Using the EBS volume text below, say whether each statement agrees with it, answering yes or no and quoting the deciding words: (a) a standard EBS volume provides about 100 IOPS on average; (b) a single Provisioned IOPS volume currently supports up to 10,000 IOPS; (c) Provisioned IOPS volumes can be created only from the AWS Management Console.

▸ Text segment:
^^^^
As a point of reference, a standard EBS volume will generally provide about 100 IOPS on average, with the ability to burst to hundreds of IOPS on a best-effort basis. Standard EBS volumes are great for applications with moderate or bursty I/O requirements as well as for boot volumes.

The new Provisioned IOPS EBS volume allows you to set the level of throughput that you need, and currently supports up to 1,000 IOPS (for 16K), with higher limits coming soon. For even higher performance, you can stripe multiple Provisioned IOPS volumes together, giving you the ability to deliver thousands of IOPS per logical volume to your EC2-powered application. These volumes deliver consistent performance and are well-suited to database storage, transaction processing, and other heavy random I/O loads. When attached to EBS-Optimized instances, these volumes are designed to deliver within 10% of their provisioned I/O performance 99.9% of the time.

You can create Provisioned IOPS EBS volumes from the AWS Management Console, the command line tools, or via the EC2 APIs. If you use the console, you need only select the Provisioned IOPS volume type and then enter the desired number of IOPS:

Provisioned IOPS volumes are priced at $0.125 per GB of allocated storage per month plus $0.10 per provisioned IOPS per month in US East (Northern Virginia); see the EBS page for more info. By default, each AWS account can create up to 20 TB of Provisioned IOPS volumes with a total of 10,000 IOPS. If you need more of either (or both), simply fill out this form.
^^^^
▸ Recorded information:
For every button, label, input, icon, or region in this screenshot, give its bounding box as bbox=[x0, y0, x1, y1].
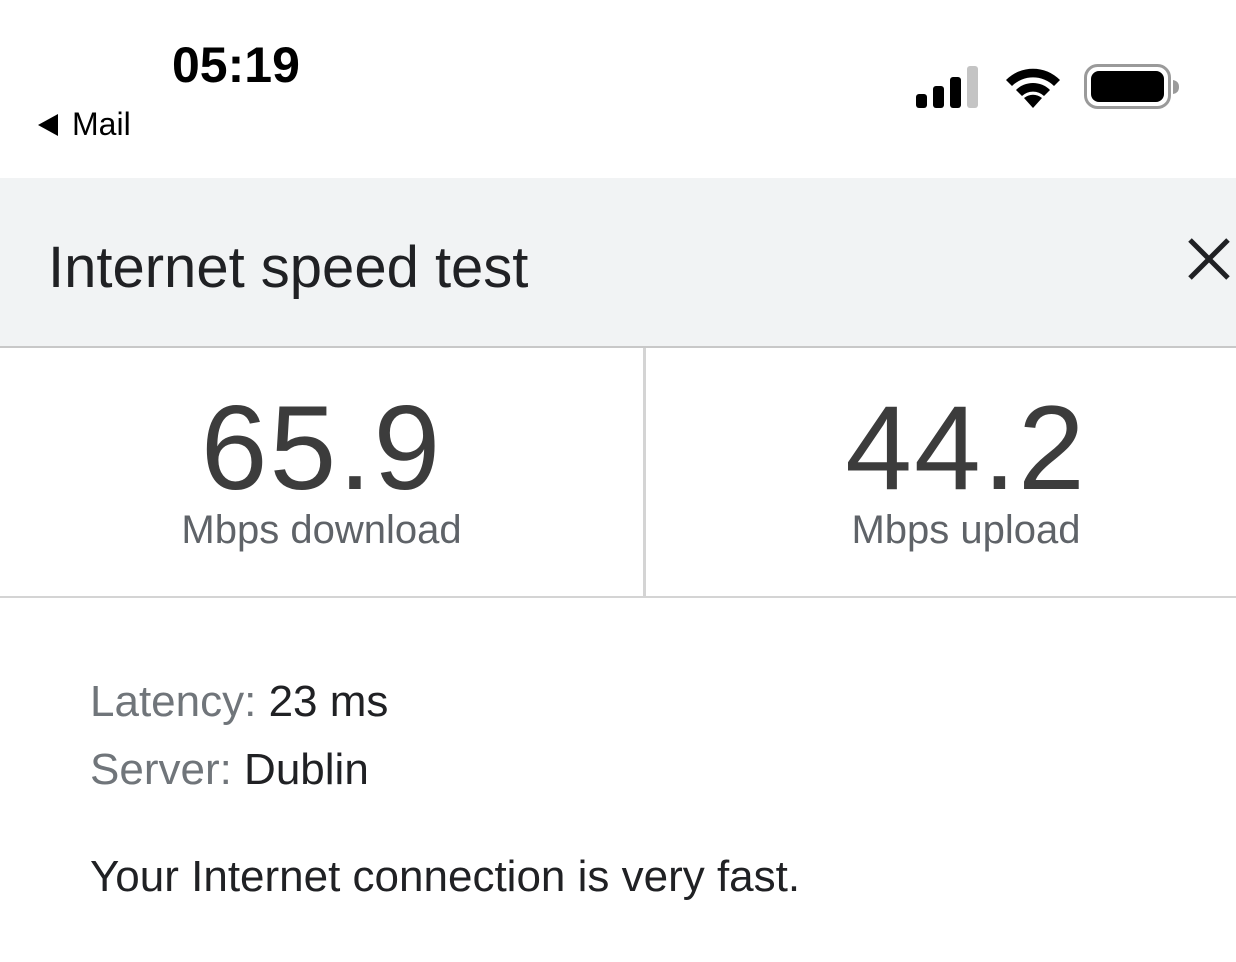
^^^^
▸ Result of the exercise:
(a) Yes: "a standard EBS volume will generally provide about 100 IOPS on average"
(b) No: "currently supports up to 1,000 IOPS (for 16K)"
(c) No: "You can create Provisioned IOPS EBS volumes from the AWS Management Console, the command line tools, or via the EC2 APIs."